**WHAT YOU NEED TO DO**. Report every line below that holds the word "disk".

BEGIN PROVIDED INFORMATION

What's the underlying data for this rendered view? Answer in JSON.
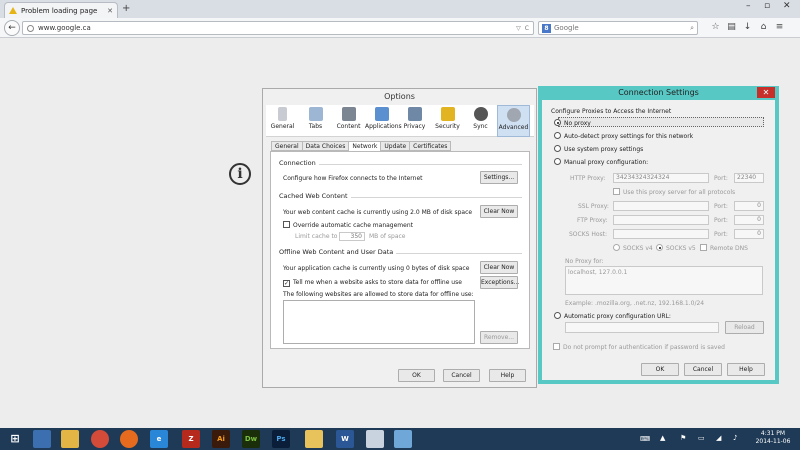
{
  "browser": {
    "tab_title": "Problem loading page",
    "new_tab_label": "+",
    "url": "www.google.ca",
    "search_placeholder": "Google",
    "search_engine_letter": "8"
  },
  "options": {
    "title": "Options",
    "categories": [
      "General",
      "Tabs",
      "Content",
      "Applications",
      "Privacy",
      "Security",
      "Sync",
      "Advanced"
    ],
    "subtabs": [
      "General",
      "Data Choices",
      "Network",
      "Update",
      "Certificates"
    ],
    "connection": {
      "heading": "Connection",
      "text": "Configure how Firefox connects to the Internet",
      "button": "Settings..."
    },
    "cache": {
      "heading": "Cached Web Content",
      "text": "Your web content cache is currently using 2.0 MB of disk space",
      "clear_button": "Clear Now",
      "override_label": "Override automatic cache management",
      "limit_label": "Limit cache to",
      "limit_value": "350",
      "limit_unit": "MB of space"
    },
    "offline": {
      "heading": "Offline Web Content and User Data",
      "text": "Your application cache is currently using 0 bytes of disk space",
      "clear_button": "Clear Now",
      "tell_label": "Tell me when a website asks to store data for offline use",
      "exceptions_button": "Exceptions...",
      "allowed_label": "The following websites are allowed to store data for offline use:",
      "remove_button": "Remove..."
    },
    "ok": "OK",
    "cancel": "Cancel",
    "help": "Help"
  },
  "conn": {
    "title": "Connection Settings",
    "close": "✕",
    "heading": "Configure Proxies to Access the Internet",
    "no_proxy": "No proxy",
    "auto_detect": "Auto-detect proxy settings for this network",
    "system": "Use system proxy settings",
    "manual": "Manual proxy configuration:",
    "http_label": "HTTP Proxy:",
    "http_value": "34234324324324",
    "port_label": "Port:",
    "http_port": "22340",
    "same_proxy": "Use this proxy server for all protocols",
    "ssl_label": "SSL Proxy:",
    "ftp_label": "FTP Proxy:",
    "socks_label": "SOCKS Host:",
    "zero": "0",
    "socks4": "SOCKS v4",
    "socks5": "SOCKS v5",
    "remote_dns": "Remote DNS",
    "no_proxy_for": "No Proxy for:",
    "no_proxy_value": "localhost, 127.0.0.1",
    "example": "Example: .mozilla.org, .net.nz, 192.168.1.0/24",
    "auto_url": "Automatic proxy configuration URL:",
    "reload": "Reload",
    "no_prompt": "Do not prompt for authentication if password is saved",
    "ok": "OK",
    "cancel": "Cancel",
    "help": "Help"
  },
  "taskbar": {
    "time": "4:31 PM",
    "date": "2014-11-06"
  },
  "colors": {
    "accent": "#58c8c4",
    "close": "#c7302a",
    "taskbar": "#1e3a56"
  }
}
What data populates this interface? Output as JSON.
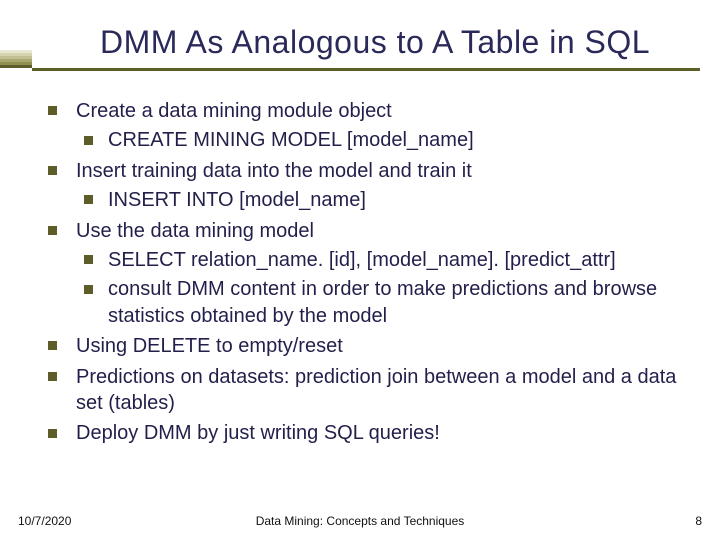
{
  "title": "DMM As Analogous to A Table in SQL",
  "bullets": {
    "b0": {
      "text": "Create a data mining module object"
    },
    "b0s0": {
      "text": "CREATE MINING MODEL [model_name]"
    },
    "b1": {
      "text": "Insert training data into the model and train it"
    },
    "b1s0": {
      "text": "INSERT INTO [model_name]"
    },
    "b2": {
      "text": "Use the data mining model"
    },
    "b2s0": {
      "text": "SELECT relation_name. [id], [model_name]. [predict_attr]"
    },
    "b2s1": {
      "text": "consult DMM content in order to make predictions and browse statistics obtained by the model"
    },
    "b3": {
      "text": "Using DELETE to empty/reset"
    },
    "b4": {
      "text": "Predictions on datasets: prediction join between a model and a data set (tables)"
    },
    "b5": {
      "text": "Deploy DMM by just writing SQL queries!"
    }
  },
  "footer": {
    "date": "10/7/2020",
    "center": "Data Mining: Concepts and Techniques",
    "page": "8"
  }
}
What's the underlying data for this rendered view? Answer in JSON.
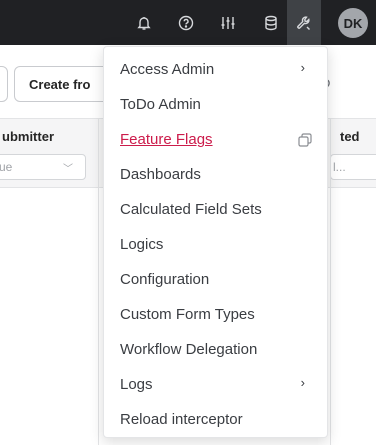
{
  "header": {
    "avatar_initials": "DK",
    "icons": [
      "bell-icon",
      "help-icon",
      "sliders-icon",
      "database-icon",
      "wrench-icon"
    ]
  },
  "background": {
    "create_button_label": "Create fro",
    "columns": [
      {
        "title": "ubmitter",
        "filter_value": "ue"
      },
      {
        "title": "ted",
        "filter_value": "l..."
      }
    ]
  },
  "menu": {
    "items": [
      {
        "label": "Access Admin",
        "has_submenu": true
      },
      {
        "label": "ToDo Admin"
      },
      {
        "label": "Feature Flags",
        "active": true,
        "has_copy_icon": true
      },
      {
        "label": "Dashboards"
      },
      {
        "label": "Calculated Field Sets"
      },
      {
        "label": "Logics"
      },
      {
        "label": "Configuration"
      },
      {
        "label": "Custom Form Types"
      },
      {
        "label": "Workflow Delegation"
      },
      {
        "label": "Logs",
        "has_submenu": true
      },
      {
        "label": "Reload interceptor"
      }
    ],
    "accent_color": "#cc1c4b"
  },
  "colors": {
    "topbar": "#202124",
    "active_icon_bg": "#3f4246"
  }
}
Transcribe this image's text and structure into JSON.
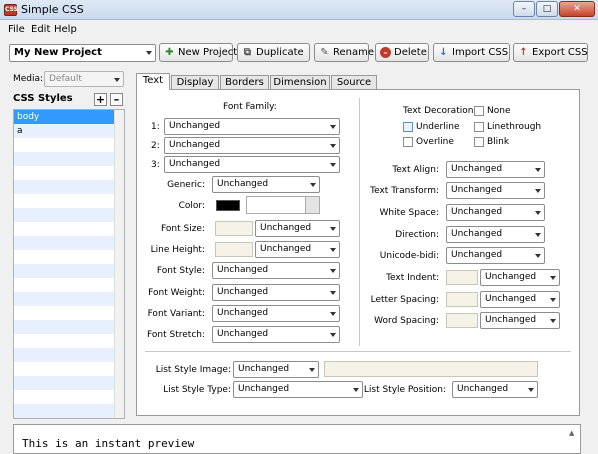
{
  "window": {
    "title": "Simple CSS",
    "app_icon_text": "CSS"
  },
  "menu": [
    "File",
    "Edit",
    "Help"
  ],
  "toolbar": {
    "project": "My New Project",
    "new_project": "New Project",
    "duplicate": "Duplicate",
    "rename": "Rename",
    "delete": "Delete",
    "import_css": "Import CSS",
    "export_css": "Export CSS"
  },
  "left": {
    "media_label": "Media:",
    "media_value": "Default",
    "styles_title": "CSS Styles",
    "styles": [
      "body",
      "a"
    ],
    "selected": "body"
  },
  "tabs": [
    "Text",
    "Display",
    "Borders",
    "Dimension",
    "Source"
  ],
  "active_tab": "Text",
  "unchanged": "Unchanged",
  "font": {
    "family_title": "Font Family:",
    "slots": [
      "1:",
      "2:",
      "3:"
    ],
    "generic": "Generic:",
    "color": "Color:",
    "size": "Font Size:",
    "line_height": "Line Height:",
    "style": "Font Style:",
    "weight": "Font Weight:",
    "variant": "Font Variant:",
    "stretch": "Font Stretch:"
  },
  "text": {
    "decoration": "Text Decoration:",
    "none": "None",
    "underline": "Underline",
    "linethrough": "Linethrough",
    "overline": "Overline",
    "blink": "Blink",
    "align": "Text Align:",
    "transform": "Text Transform:",
    "white_space": "White Space:",
    "direction": "Direction:",
    "unicode_bidi": "Unicode-bidi:",
    "indent": "Text Indent:",
    "letter_spacing": "Letter Spacing:",
    "word_spacing": "Word Spacing:"
  },
  "list": {
    "image": "List Style Image:",
    "type": "List Style Type:",
    "position": "List Style Position:"
  },
  "preview": "This is an instant preview",
  "colors": {
    "swatch": "#000000",
    "selection": "#3399ff"
  }
}
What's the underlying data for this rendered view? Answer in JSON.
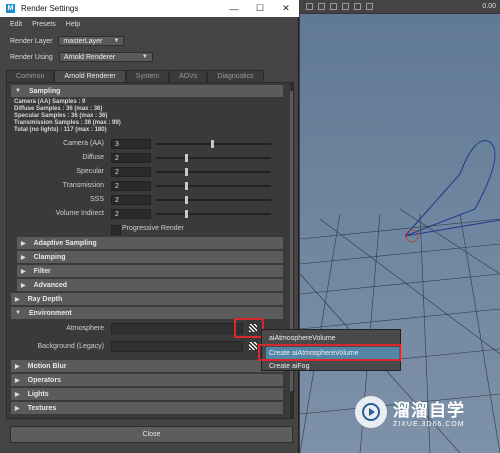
{
  "window": {
    "title": "Render Settings",
    "min": "—",
    "max": "☐",
    "close": "✕"
  },
  "menu": [
    "Edit",
    "Presets",
    "Help"
  ],
  "render_layer": {
    "label": "Render Layer",
    "value": "masterLayer"
  },
  "render_using": {
    "label": "Render Using",
    "value": "Arnold Renderer"
  },
  "tabs": [
    "Common",
    "Arnold Renderer",
    "System",
    "AOVs",
    "Diagnostics"
  ],
  "sampling": {
    "title": "Sampling",
    "info": [
      "Camera (AA) Samples : 9",
      "Diffuse Samples : 36 (max : 36)",
      "Specular Samples : 36 (max : 36)",
      "Transmission Samples : 36 (max : 99)",
      "Total (no lights) : 117 (max : 180)"
    ],
    "sliders": [
      {
        "label": "Camera (AA)",
        "value": "3",
        "level": 0.48
      },
      {
        "label": "Diffuse",
        "value": "2",
        "level": 0.25
      },
      {
        "label": "Specular",
        "value": "2",
        "level": 0.25
      },
      {
        "label": "Transmission",
        "value": "2",
        "level": 0.25
      },
      {
        "label": "SSS",
        "value": "2",
        "level": 0.25
      },
      {
        "label": "Volume Indirect",
        "value": "2",
        "level": 0.25
      }
    ],
    "progressive": "Progressive Render"
  },
  "subsections": [
    "Adaptive Sampling",
    "Clamping",
    "Filter",
    "Advanced"
  ],
  "ray_depth": "Ray Depth",
  "environment": {
    "title": "Environment",
    "atmosphere": "Atmosphere",
    "background": "Background (Legacy)"
  },
  "bottom_sections": [
    "Motion Blur",
    "Operators",
    "Lights",
    "Textures"
  ],
  "close": "Close",
  "popup": [
    "aiAtmosphereVolume",
    "Create aiAtmosphereVolume",
    "Create aiFog"
  ],
  "viewport": {
    "readout": "0.00"
  },
  "watermark": {
    "cn": "溜溜自学",
    "url": "ZIXUE.3D66.COM"
  }
}
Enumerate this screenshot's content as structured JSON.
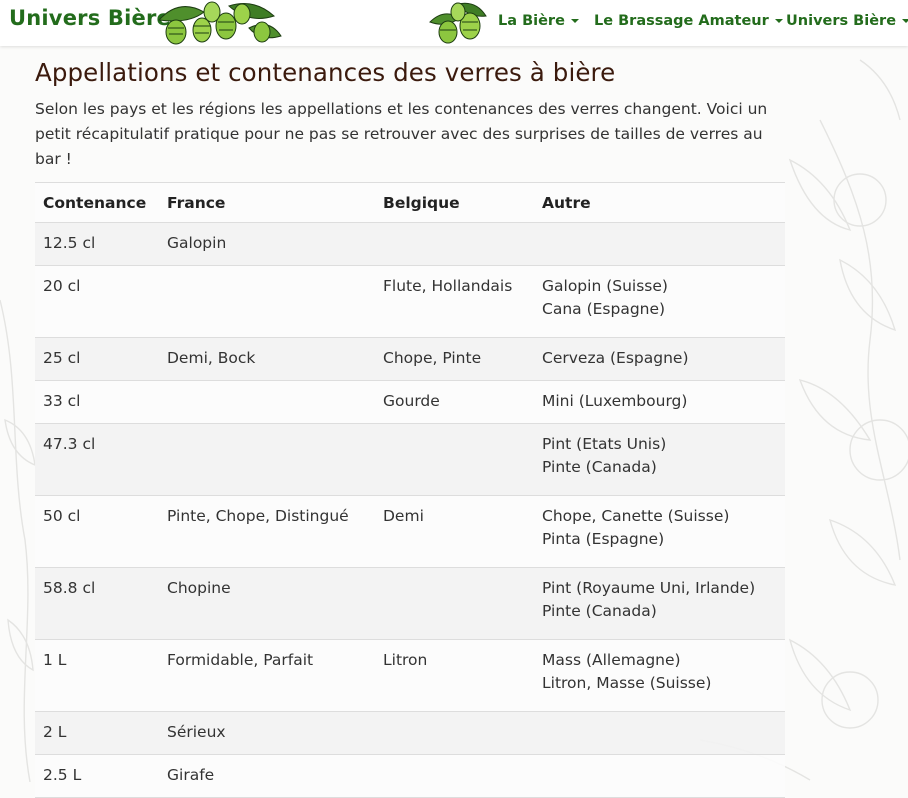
{
  "colors": {
    "brand": "#236c1c",
    "title": "#3b1a0d"
  },
  "navbar": {
    "brand": "Univers Bière",
    "items": [
      {
        "label": "La Bière"
      },
      {
        "label": "Le Brassage Amateur"
      },
      {
        "label": "Univers Bière"
      }
    ]
  },
  "page": {
    "title": "Appellations et contenances des verres à bière",
    "intro": "Selon les pays et les régions les appellations et les contenances des verres changent. Voici un petit récapitulatif pratique pour ne pas se retrouver avec des surprises de tailles de verres au bar !"
  },
  "table": {
    "headers": [
      "Contenance",
      "France",
      "Belgique",
      "Autre"
    ],
    "rows": [
      {
        "contenance": "12.5 cl",
        "france": "Galopin",
        "belgique": "",
        "autre": []
      },
      {
        "contenance": "20 cl",
        "france": "",
        "belgique": "Flute, Hollandais",
        "autre": [
          "Galopin (Suisse)",
          "Cana (Espagne)"
        ]
      },
      {
        "contenance": "25 cl",
        "france": "Demi, Bock",
        "belgique": "Chope, Pinte",
        "autre": [
          "Cerveza (Espagne)"
        ]
      },
      {
        "contenance": "33 cl",
        "france": "",
        "belgique": "Gourde",
        "autre": [
          "Mini (Luxembourg)"
        ]
      },
      {
        "contenance": "47.3 cl",
        "france": "",
        "belgique": "",
        "autre": [
          "Pint (Etats Unis)",
          "Pinte (Canada)"
        ]
      },
      {
        "contenance": "50 cl",
        "france": "Pinte, Chope, Distingué",
        "belgique": "Demi",
        "autre": [
          "Chope, Canette (Suisse)",
          "Pinta (Espagne)"
        ]
      },
      {
        "contenance": "58.8 cl",
        "france": "Chopine",
        "belgique": "",
        "autre": [
          "Pint (Royaume Uni, Irlande)",
          "Pinte (Canada)"
        ]
      },
      {
        "contenance": "1 L",
        "france": "Formidable, Parfait",
        "belgique": "Litron",
        "autre": [
          "Mass (Allemagne)",
          "Litron, Masse (Suisse)"
        ]
      },
      {
        "contenance": "2 L",
        "france": "Sérieux",
        "belgique": "",
        "autre": []
      },
      {
        "contenance": "2.5 L",
        "france": "Girafe",
        "belgique": "",
        "autre": []
      }
    ]
  }
}
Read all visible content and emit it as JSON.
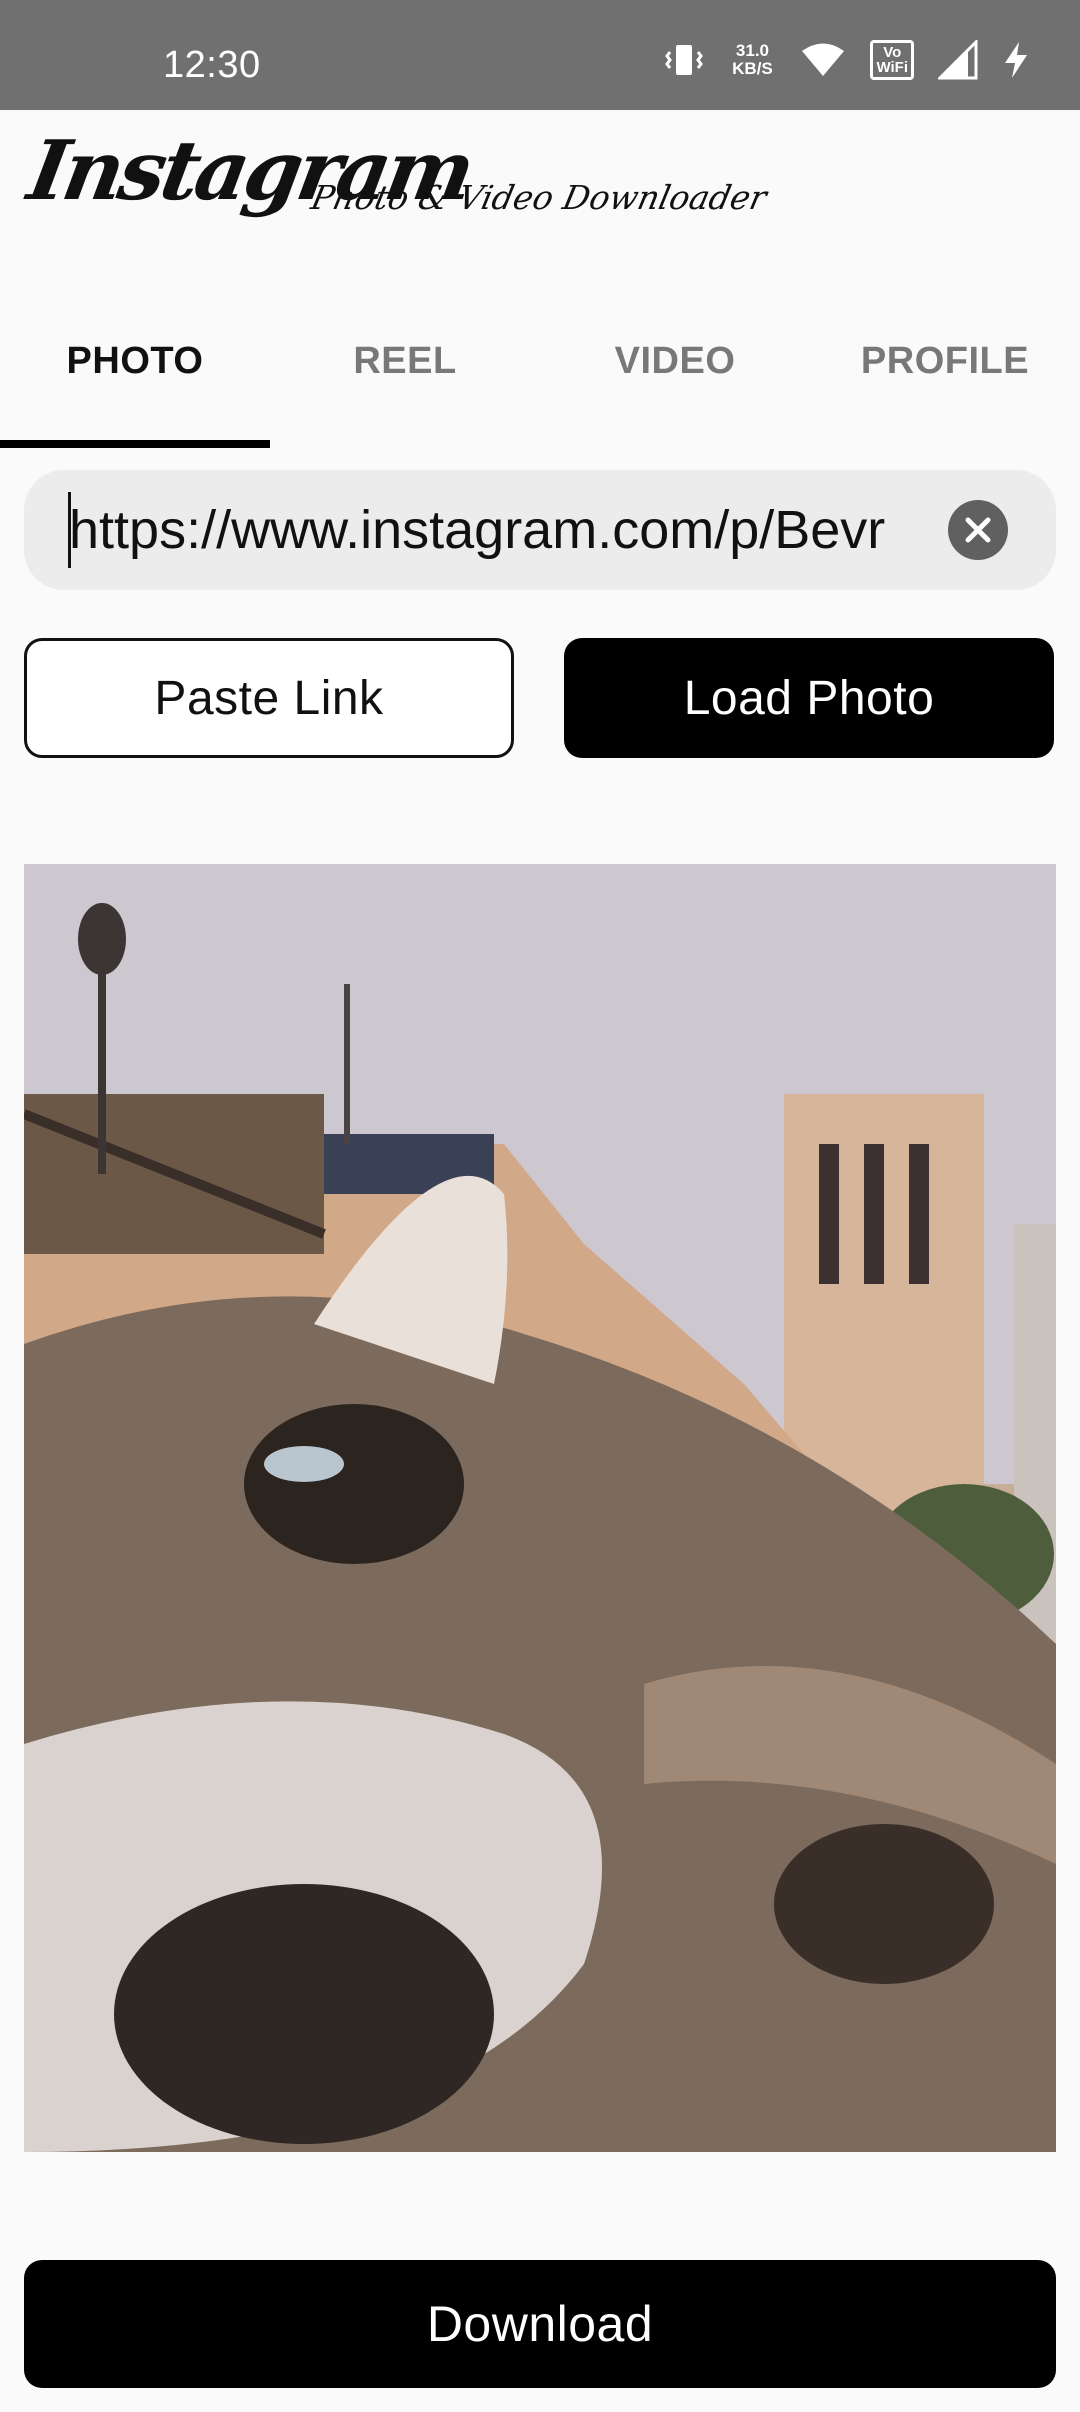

END PROVIDED INFORMATION

**WRITTEN ANSWER**.
      "text": "Your web content cache is currently using 2.0 MB of disk space",
      "text": "Your application cache is currently using 0 bytes of disk space",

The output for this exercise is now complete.